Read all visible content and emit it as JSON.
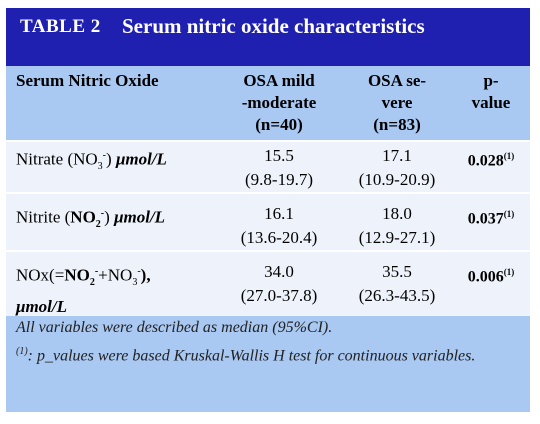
{
  "header": {
    "label": "TABLE 2",
    "title": "Serum nitric oxide characteristics"
  },
  "table": {
    "columns": [
      [
        "Serum Nitric Oxide"
      ],
      [
        "OSA mild",
        "-moderate",
        "(n=40)"
      ],
      [
        "OSA se-",
        "vere",
        "(n=83)"
      ],
      [
        "p-",
        "value"
      ]
    ],
    "rows": [
      {
        "label": [
          "Nitrate (NO",
          "3",
          "-",
          ") ",
          "μmol/L"
        ],
        "mild": [
          "15.5",
          "(9.8-19.7)"
        ],
        "severe": [
          "17.1",
          "(10.9-20.9)"
        ],
        "p": [
          "0.028",
          "(1)"
        ]
      },
      {
        "label": [
          "Nitrite (",
          "NO",
          "2",
          "-",
          ") ",
          "μmol/L"
        ],
        "mild": [
          "16.1",
          "(13.6-20.4)"
        ],
        "severe": [
          "18.0",
          "(12.9-27.1)"
        ],
        "p": [
          "0.037",
          "(1)"
        ]
      },
      {
        "label": [
          "NOx(=",
          "NO",
          "2",
          "-",
          "+NO",
          "3",
          "-",
          "),",
          "μmol/L"
        ],
        "mild": [
          "34.0",
          "(27.0-37.8)"
        ],
        "severe": [
          "35.5",
          "(26.3-43.5)"
        ],
        "p": [
          "0.006",
          "(1)"
        ]
      }
    ]
  },
  "footer": {
    "notes": [
      "All variables were described as median (95%CI).",
      "(1)",
      ": p_values were based Kruskal-Wallis H test for continuous variables."
    ]
  }
}
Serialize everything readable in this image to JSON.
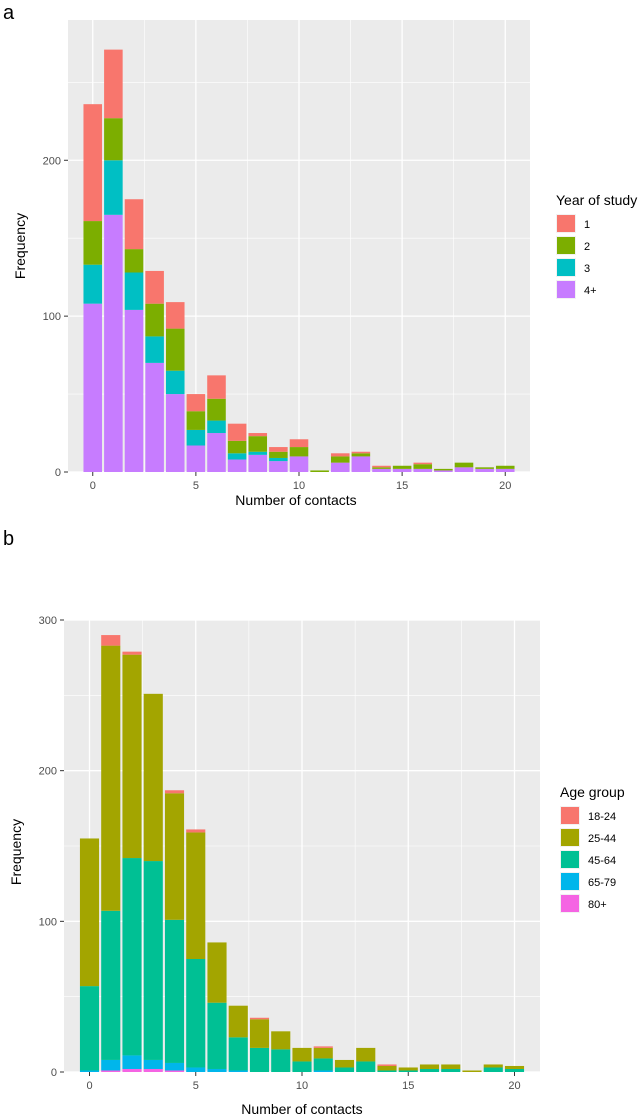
{
  "colors": {
    "panel_background": "#ebebeb",
    "gridline": "#ffffff",
    "tick_text": "#4d4d4d",
    "label_text": "#000000"
  },
  "chart_data": [
    {
      "type": "bar",
      "stacked": true,
      "panel_label": "a",
      "xlabel": "Number of contacts",
      "ylabel": "Frequency",
      "x": [
        0,
        1,
        2,
        3,
        4,
        5,
        6,
        7,
        8,
        9,
        10,
        11,
        12,
        13,
        14,
        15,
        16,
        17,
        18,
        19,
        20
      ],
      "xlim": [
        -1.2,
        21.2
      ],
      "ylim": [
        0,
        290
      ],
      "x_ticks": [
        0,
        5,
        10,
        15,
        20
      ],
      "y_ticks": [
        0,
        100,
        200
      ],
      "legend": {
        "title": "Year of study",
        "position": "right"
      },
      "series": [
        {
          "name": "4+",
          "color": "#c77cff",
          "values": [
            108,
            165,
            104,
            70,
            50,
            17,
            25,
            8,
            11,
            7,
            10,
            0,
            6,
            10,
            2,
            2,
            2,
            1,
            3,
            2,
            2
          ]
        },
        {
          "name": "3",
          "color": "#00bfc4",
          "values": [
            25,
            35,
            24,
            17,
            15,
            10,
            8,
            4,
            2,
            2,
            0,
            0,
            0,
            0,
            0,
            0,
            0,
            0,
            0,
            0,
            0
          ]
        },
        {
          "name": "2",
          "color": "#7cae00",
          "values": [
            28,
            27,
            15,
            21,
            27,
            12,
            14,
            8,
            10,
            4,
            6,
            1,
            4,
            2,
            1,
            2,
            3,
            1,
            3,
            1,
            2
          ]
        },
        {
          "name": "1",
          "color": "#f8766d",
          "values": [
            75,
            44,
            32,
            21,
            17,
            11,
            15,
            11,
            2,
            3,
            5,
            0,
            2,
            1,
            1,
            0,
            1,
            0,
            0,
            0,
            0
          ]
        }
      ]
    },
    {
      "type": "bar",
      "stacked": true,
      "panel_label": "b",
      "xlabel": "Number of contacts",
      "ylabel": "Frequency",
      "x": [
        0,
        1,
        2,
        3,
        4,
        5,
        6,
        7,
        8,
        9,
        10,
        11,
        12,
        13,
        14,
        15,
        16,
        17,
        18,
        19,
        20
      ],
      "xlim": [
        -1.2,
        21.2
      ],
      "ylim": [
        0,
        300
      ],
      "x_ticks": [
        0,
        5,
        10,
        15,
        20
      ],
      "y_ticks": [
        0,
        100,
        200,
        300
      ],
      "legend": {
        "title": "Age group",
        "position": "right"
      },
      "series": [
        {
          "name": "80+",
          "color": "#f564e3",
          "values": [
            0,
            1,
            2,
            2,
            1,
            0,
            0,
            0,
            0,
            0,
            0,
            0,
            0,
            0,
            0,
            0,
            0,
            0,
            0,
            0,
            0
          ]
        },
        {
          "name": "65-79",
          "color": "#00b6eb",
          "values": [
            1,
            7,
            9,
            6,
            5,
            3,
            2,
            1,
            0,
            0,
            0,
            1,
            0,
            0,
            0,
            0,
            0,
            0,
            0,
            0,
            0
          ]
        },
        {
          "name": "45-64",
          "color": "#00c094",
          "values": [
            56,
            99,
            131,
            132,
            95,
            72,
            44,
            22,
            16,
            15,
            7,
            8,
            3,
            7,
            1,
            1,
            2,
            2,
            0,
            3,
            2
          ]
        },
        {
          "name": "25-44",
          "color": "#a3a500",
          "values": [
            98,
            176,
            135,
            111,
            84,
            84,
            40,
            21,
            19,
            12,
            9,
            7,
            5,
            9,
            3,
            2,
            3,
            3,
            1,
            2,
            2
          ]
        },
        {
          "name": "18-24",
          "color": "#f8766d",
          "values": [
            0,
            7,
            2,
            0,
            2,
            2,
            0,
            0,
            1,
            0,
            0,
            1,
            0,
            0,
            1,
            0,
            0,
            0,
            0,
            0,
            0
          ]
        }
      ]
    }
  ]
}
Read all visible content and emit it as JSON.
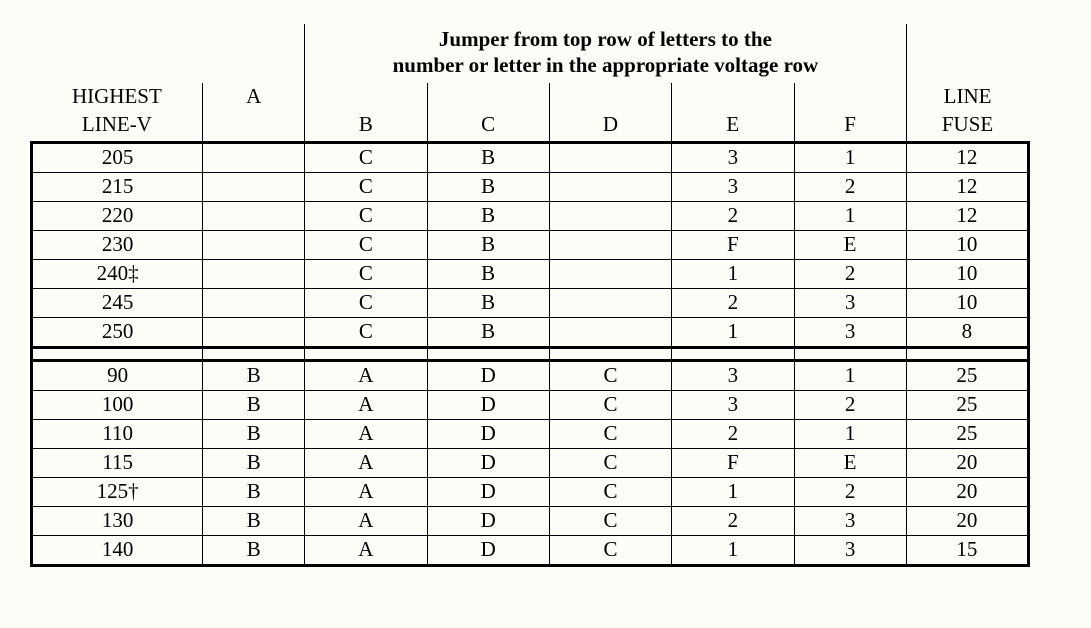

_GOAL OF THE EXERCISE_
Make an exact copy of the records shown above, without the pictures.

_FINAL ANSWER_
Read all visible content and emit it as JSON.
{
  "header": {
    "label": "TABLE 2",
    "title": "Serum nitric oxide characteristics"
  },
  "table": {
    "columns": [
      [
        "Serum Nitric Oxide"
      ],
      [
        "OSA mild",
        "-moderate",
        "(n=40)"
      ],
      [
        "OSA se-",
        "vere",
        "(n=83)"
      ],
      [
        "p-",
        "value"
      ]
    ],
    "rows": [
      {
        "label": [
          "Nitrate (NO",
          "3",
          "-",
          ") ",
          "μmol/L"
        ],
        "mild": [
          "15.5",
          "(9.8-19.7)"
        ],
        "severe": [
          "17.1",
          "(10.9-20.9)"
        ],
        "p": [
          "0.028",
          "(1)"
        ]
      },
      {
        "label": [
          "Nitrite (",
          "NO",
          "2",
          "-",
          ") ",
          "μmol/L"
        ],
        "mild": [
          "16.1",
          "(13.6-20.4)"
        ],
        "severe": [
          "18.0",
          "(12.9-27.1)"
        ],
        "p": [
          "0.037",
          "(1)"
        ]
      },
      {
        "label": [
          "NOx(=",
          "NO",
          "2",
          "-",
          "+NO",
          "3",
          "-",
          "),",
          "μmol/L"
        ],
        "mild": [
          "34.0",
          "(27.0-37.8)"
        ],
        "severe": [
          "35.5",
          "(26.3-43.5)"
        ],
        "p": [
          "0.006",
          "(1)"
        ]
      }
    ]
  },
  "footer": {
    "notes": [
      "All variables were described as median (95%CI).",
      "(1)",
      ": p_values were based Kruskal-Wallis H test for continuous variables."
    ]
  }
}
Serialize everything readable in this image to JSON.
{
  "colors": {
    "panel_background": "#ebebeb",
    "gridline": "#ffffff",
    "tick_text": "#4d4d4d",
    "label_text": "#000000"
  },
  "chart_data": [
    {
      "type": "bar",
      "stacked": true,
      "panel_label": "a",
      "xlabel": "Number of contacts",
      "ylabel": "Frequency",
      "x": [
        0,
        1,
        2,
        3,
        4,
        5,
        6,
        7,
        8,
        9,
        10,
        11,
        12,
        13,
        14,
        15,
        16,
        17,
        18,
        19,
        20
      ],
      "xlim": [
        -1.2,
        21.2
      ],
      "ylim": [
        0,
        290
      ],
      "x_ticks": [
        0,
        5,
        10,
        15,
        20
      ],
      "y_ticks": [
        0,
        100,
        200
      ],
      "legend": {
        "title": "Year of study",
        "position": "right"
      },
      "series": [
        {
          "name": "4+",
          "color": "#c77cff",
          "values": [
            108,
            165,
            104,
            70,
            50,
            17,
            25,
            8,
            11,
            7,
            10,
            0,
            6,
            10,
            2,
            2,
            2,
            1,
            3,
            2,
            2
          ]
        },
        {
          "name": "3",
          "color": "#00bfc4",
          "values": [
            25,
            35,
            24,
            17,
            15,
            10,
            8,
            4,
            2,
            2,
            0,
            0,
            0,
            0,
            0,
            0,
            0,
            0,
            0,
            0,
            0
          ]
        },
        {
          "name": "2",
          "color": "#7cae00",
          "values": [
            28,
            27,
            15,
            21,
            27,
            12,
            14,
            8,
            10,
            4,
            6,
            1,
            4,
            2,
            1,
            2,
            3,
            1,
            3,
            1,
            2
          ]
        },
        {
          "name": "1",
          "color": "#f8766d",
          "values": [
            75,
            44,
            32,
            21,
            17,
            11,
            15,
            11,
            2,
            3,
            5,
            0,
            2,
            1,
            1,
            0,
            1,
            0,
            0,
            0,
            0
          ]
        }
      ]
    },
    {
      "type": "bar",
      "stacked": true,
      "panel_label": "b",
      "xlabel": "Number of contacts",
      "ylabel": "Frequency",
      "x": [
        0,
        1,
        2,
        3,
        4,
        5,
        6,
        7,
        8,
        9,
        10,
        11,
        12,
        13,
        14,
        15,
        16,
        17,
        18,
        19,
        20
      ],
      "xlim": [
        -1.2,
        21.2
      ],
      "ylim": [
        0,
        300
      ],
      "x_ticks": [
        0,
        5,
        10,
        15,
        20
      ],
      "y_ticks": [
        0,
        100,
        200,
        300
      ],
      "legend": {
        "title": "Age group",
        "position": "right"
      },
      "series": [
        {
          "name": "80+",
          "color": "#f564e3",
          "values": [
            0,
            1,
            2,
            2,
            1,
            0,
            0,
            0,
            0,
            0,
            0,
            0,
            0,
            0,
            0,
            0,
            0,
            0,
            0,
            0,
            0
          ]
        },
        {
          "name": "65-79",
          "color": "#00b6eb",
          "values": [
            1,
            7,
            9,
            6,
            5,
            3,
            2,
            1,
            0,
            0,
            0,
            1,
            0,
            0,
            0,
            0,
            0,
            0,
            0,
            0,
            0
          ]
        },
        {
          "name": "45-64",
          "color": "#00c094",
          "values": [
            56,
            99,
            131,
            132,
            95,
            72,
            44,
            22,
            16,
            15,
            7,
            8,
            3,
            7,
            1,
            1,
            2,
            2,
            0,
            3,
            2
          ]
        },
        {
          "name": "25-44",
          "color": "#a3a500",
          "values": [
            98,
            176,
            135,
            111,
            84,
            84,
            40,
            21,
            19,
            12,
            9,
            7,
            5,
            9,
            3,
            2,
            3,
            3,
            1,
            2,
            2
          ]
        },
        {
          "name": "18-24",
          "color": "#f8766d",
          "values": [
            0,
            7,
            2,
            0,
            2,
            2,
            0,
            0,
            1,
            0,
            0,
            1,
            0,
            0,
            1,
            0,
            0,
            0,
            0,
            0,
            0
          ]
        }
      ]
    }
  ]
}
Read all visible content and emit it as JSON.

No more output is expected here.